■ Dataset rows:

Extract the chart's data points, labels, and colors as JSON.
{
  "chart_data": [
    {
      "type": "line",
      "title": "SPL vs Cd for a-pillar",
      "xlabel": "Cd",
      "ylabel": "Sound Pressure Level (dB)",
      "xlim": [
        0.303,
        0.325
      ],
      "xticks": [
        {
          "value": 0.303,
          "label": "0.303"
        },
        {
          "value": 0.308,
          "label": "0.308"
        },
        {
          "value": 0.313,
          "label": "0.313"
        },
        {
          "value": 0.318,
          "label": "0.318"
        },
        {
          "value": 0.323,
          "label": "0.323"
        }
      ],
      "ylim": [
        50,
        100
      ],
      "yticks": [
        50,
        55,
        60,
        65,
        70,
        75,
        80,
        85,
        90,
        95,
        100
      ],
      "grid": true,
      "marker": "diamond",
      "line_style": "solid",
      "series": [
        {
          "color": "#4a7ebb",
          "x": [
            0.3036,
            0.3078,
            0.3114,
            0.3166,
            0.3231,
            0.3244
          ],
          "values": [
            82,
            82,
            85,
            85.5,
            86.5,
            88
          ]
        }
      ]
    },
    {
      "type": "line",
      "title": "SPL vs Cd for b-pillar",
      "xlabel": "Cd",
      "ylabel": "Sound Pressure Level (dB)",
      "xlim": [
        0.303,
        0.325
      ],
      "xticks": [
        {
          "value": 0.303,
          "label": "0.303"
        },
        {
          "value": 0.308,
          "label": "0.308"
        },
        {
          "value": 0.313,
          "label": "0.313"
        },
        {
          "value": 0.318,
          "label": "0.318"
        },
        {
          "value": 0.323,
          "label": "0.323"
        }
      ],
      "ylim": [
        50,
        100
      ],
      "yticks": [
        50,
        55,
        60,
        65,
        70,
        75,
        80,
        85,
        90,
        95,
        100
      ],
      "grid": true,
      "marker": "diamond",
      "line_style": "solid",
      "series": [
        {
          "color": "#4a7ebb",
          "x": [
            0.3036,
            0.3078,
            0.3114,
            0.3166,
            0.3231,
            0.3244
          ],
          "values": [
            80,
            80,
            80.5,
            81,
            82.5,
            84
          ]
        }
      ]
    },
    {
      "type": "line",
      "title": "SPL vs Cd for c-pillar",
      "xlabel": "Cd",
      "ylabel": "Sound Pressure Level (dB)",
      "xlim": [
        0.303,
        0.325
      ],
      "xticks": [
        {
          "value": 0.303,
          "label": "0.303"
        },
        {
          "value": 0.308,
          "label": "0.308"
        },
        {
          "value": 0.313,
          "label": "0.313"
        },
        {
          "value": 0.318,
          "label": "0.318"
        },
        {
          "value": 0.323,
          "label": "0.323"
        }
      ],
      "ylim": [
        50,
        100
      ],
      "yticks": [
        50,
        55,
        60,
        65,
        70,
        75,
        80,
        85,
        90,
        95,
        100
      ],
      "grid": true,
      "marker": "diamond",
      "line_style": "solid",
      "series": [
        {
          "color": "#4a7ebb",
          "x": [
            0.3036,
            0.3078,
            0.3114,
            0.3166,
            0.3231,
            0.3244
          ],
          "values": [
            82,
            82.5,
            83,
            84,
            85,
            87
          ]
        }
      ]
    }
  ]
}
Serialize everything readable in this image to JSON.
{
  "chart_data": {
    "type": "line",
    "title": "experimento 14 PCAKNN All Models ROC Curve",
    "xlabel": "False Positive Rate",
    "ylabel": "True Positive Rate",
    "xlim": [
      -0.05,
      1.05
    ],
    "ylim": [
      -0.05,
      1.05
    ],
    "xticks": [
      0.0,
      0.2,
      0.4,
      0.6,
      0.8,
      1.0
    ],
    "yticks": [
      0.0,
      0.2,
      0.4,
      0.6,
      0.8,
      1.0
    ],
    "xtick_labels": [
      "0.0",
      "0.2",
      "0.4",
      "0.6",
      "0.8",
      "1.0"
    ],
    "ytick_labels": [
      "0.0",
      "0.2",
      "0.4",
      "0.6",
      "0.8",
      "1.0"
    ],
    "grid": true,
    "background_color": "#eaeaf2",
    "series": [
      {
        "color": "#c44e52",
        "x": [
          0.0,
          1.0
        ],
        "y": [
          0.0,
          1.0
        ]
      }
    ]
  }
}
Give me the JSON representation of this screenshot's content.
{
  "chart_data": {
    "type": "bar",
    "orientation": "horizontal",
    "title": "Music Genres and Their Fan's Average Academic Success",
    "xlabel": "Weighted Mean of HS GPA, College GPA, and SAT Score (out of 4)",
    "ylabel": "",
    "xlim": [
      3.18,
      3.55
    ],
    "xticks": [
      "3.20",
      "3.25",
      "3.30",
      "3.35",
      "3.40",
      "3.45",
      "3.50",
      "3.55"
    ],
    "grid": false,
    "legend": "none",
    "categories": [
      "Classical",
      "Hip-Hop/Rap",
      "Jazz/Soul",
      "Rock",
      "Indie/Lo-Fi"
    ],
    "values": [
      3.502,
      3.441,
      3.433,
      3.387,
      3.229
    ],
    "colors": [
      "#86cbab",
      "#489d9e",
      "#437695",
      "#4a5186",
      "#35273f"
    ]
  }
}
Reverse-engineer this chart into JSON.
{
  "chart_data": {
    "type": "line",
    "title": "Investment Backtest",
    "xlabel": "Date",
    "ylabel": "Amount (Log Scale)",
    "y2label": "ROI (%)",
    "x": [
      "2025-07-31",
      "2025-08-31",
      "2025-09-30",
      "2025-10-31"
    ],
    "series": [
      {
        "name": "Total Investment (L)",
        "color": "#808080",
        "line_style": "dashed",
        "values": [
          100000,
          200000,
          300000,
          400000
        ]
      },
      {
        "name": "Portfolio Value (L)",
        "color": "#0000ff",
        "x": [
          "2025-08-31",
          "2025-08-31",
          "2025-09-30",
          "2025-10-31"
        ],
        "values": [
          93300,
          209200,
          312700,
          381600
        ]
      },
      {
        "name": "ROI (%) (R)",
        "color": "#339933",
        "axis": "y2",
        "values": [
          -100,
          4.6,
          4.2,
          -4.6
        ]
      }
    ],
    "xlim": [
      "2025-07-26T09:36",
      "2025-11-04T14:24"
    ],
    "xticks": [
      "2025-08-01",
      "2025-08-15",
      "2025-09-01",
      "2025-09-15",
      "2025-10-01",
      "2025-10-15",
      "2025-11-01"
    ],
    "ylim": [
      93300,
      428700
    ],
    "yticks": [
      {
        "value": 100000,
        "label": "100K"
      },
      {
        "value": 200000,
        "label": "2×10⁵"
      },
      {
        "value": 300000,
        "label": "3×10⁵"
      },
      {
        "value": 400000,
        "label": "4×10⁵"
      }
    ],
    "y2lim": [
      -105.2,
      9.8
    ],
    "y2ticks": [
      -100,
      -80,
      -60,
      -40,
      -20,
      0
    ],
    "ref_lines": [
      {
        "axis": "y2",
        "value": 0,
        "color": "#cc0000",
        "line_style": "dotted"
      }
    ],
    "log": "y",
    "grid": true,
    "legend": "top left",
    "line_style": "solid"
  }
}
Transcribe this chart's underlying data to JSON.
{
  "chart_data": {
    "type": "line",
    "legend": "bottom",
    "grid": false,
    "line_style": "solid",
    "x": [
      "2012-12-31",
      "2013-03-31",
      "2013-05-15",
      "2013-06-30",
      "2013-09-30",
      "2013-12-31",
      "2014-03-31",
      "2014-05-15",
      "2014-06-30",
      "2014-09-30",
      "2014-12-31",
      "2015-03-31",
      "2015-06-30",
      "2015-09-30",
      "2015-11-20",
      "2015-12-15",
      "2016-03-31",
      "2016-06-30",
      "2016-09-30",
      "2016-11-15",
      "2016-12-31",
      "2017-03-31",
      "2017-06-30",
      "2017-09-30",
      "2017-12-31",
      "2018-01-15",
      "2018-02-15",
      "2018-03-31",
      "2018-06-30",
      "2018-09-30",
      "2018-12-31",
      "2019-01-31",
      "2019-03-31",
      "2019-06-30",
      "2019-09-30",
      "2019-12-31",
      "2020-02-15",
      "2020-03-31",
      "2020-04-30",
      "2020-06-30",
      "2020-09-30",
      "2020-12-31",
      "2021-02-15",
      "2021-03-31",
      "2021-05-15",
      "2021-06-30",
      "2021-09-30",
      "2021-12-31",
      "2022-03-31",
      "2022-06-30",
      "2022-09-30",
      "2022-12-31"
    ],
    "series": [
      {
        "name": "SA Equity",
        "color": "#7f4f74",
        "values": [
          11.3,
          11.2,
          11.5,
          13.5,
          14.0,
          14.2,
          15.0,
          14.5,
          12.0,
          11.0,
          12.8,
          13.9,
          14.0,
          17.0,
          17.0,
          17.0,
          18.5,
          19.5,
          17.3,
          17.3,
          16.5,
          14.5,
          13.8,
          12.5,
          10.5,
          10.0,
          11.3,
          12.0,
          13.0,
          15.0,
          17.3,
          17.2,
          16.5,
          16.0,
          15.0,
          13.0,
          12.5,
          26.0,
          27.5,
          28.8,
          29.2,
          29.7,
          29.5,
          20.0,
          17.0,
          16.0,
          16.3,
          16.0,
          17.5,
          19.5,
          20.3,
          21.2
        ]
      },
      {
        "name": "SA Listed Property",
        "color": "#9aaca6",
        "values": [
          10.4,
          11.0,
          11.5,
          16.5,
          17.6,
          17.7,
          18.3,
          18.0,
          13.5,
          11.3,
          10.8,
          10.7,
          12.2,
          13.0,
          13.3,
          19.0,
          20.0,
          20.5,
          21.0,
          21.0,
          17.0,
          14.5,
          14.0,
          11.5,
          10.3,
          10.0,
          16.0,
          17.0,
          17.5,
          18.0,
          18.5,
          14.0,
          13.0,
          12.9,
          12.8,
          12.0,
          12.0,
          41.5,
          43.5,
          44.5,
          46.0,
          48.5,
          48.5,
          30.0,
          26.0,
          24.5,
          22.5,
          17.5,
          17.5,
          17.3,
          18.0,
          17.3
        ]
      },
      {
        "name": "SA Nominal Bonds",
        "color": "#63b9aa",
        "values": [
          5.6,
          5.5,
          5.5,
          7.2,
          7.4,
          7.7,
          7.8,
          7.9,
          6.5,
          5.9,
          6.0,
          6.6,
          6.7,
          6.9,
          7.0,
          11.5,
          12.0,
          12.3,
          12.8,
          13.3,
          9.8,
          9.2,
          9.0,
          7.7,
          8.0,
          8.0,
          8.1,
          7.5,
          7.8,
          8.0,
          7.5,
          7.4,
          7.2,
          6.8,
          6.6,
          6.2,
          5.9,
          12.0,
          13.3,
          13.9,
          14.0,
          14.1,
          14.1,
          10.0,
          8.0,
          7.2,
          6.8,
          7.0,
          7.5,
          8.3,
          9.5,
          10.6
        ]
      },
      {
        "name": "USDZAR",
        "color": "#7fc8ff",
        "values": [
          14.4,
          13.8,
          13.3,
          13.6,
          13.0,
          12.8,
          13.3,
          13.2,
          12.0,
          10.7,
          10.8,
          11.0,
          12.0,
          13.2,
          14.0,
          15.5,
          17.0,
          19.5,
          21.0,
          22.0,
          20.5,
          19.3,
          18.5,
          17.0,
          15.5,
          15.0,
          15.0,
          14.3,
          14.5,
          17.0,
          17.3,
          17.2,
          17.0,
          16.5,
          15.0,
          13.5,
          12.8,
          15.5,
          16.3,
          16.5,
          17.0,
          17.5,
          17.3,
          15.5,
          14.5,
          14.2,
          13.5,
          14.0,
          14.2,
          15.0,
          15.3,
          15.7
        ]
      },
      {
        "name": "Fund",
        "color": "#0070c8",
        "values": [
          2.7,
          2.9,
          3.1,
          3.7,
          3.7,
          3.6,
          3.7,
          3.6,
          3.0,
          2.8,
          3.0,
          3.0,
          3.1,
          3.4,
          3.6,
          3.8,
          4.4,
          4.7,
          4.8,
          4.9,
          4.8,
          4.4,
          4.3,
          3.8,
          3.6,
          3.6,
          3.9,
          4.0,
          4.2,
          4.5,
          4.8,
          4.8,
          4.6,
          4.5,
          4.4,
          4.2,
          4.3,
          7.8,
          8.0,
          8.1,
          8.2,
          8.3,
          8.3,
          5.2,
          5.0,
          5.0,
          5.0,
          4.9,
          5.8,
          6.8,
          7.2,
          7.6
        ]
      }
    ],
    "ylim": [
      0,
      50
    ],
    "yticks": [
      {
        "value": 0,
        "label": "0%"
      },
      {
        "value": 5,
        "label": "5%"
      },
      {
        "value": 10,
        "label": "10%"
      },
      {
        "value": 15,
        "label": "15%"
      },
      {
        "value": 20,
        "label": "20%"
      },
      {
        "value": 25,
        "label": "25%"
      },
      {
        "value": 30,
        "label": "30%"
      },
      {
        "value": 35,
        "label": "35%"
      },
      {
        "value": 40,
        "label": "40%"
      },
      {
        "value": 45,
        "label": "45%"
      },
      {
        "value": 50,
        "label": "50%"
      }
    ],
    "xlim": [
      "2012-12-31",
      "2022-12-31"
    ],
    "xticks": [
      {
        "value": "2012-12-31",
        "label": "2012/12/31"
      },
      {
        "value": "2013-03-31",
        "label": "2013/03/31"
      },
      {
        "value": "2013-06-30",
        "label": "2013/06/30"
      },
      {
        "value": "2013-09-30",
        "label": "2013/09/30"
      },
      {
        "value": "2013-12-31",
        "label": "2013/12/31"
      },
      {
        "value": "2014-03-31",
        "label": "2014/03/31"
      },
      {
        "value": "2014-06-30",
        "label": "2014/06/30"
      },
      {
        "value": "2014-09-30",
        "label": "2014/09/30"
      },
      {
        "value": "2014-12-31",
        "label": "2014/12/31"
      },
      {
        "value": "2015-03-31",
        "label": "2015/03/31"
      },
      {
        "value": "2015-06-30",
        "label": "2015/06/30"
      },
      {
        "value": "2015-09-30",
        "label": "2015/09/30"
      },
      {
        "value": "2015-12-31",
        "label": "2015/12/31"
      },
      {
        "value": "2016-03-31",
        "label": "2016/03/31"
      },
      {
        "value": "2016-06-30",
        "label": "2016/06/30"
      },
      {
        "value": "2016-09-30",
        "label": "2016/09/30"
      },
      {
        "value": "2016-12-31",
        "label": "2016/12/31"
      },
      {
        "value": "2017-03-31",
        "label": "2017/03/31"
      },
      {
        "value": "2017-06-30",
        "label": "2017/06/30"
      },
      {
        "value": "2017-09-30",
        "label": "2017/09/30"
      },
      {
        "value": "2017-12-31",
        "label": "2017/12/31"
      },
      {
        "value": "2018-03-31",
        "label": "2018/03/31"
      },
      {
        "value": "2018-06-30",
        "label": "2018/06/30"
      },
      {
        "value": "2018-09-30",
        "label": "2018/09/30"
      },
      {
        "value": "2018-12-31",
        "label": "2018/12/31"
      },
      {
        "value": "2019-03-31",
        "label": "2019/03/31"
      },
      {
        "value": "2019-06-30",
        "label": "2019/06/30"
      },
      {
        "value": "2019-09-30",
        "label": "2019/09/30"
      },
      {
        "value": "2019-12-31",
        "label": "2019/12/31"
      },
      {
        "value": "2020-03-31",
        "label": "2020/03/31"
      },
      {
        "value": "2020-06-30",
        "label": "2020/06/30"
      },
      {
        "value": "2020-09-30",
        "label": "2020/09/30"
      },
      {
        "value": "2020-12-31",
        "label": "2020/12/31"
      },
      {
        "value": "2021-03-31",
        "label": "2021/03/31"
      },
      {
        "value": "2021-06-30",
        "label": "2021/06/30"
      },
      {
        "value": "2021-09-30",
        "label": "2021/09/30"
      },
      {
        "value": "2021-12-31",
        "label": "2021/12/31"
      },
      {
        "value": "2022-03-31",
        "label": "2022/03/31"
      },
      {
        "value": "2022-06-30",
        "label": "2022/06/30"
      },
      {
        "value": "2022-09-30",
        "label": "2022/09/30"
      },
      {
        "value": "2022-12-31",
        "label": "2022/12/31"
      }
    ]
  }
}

■ The task: Lines containing the word "this" must all be returned from the material above.

■ Solved problem:
Serialize everything readable in this image to JSON.
Give me the JSON representation of this screenshot's content.
Reverse-engineer this chart into JSON.
Transcribe this chart's underlying data to JSON.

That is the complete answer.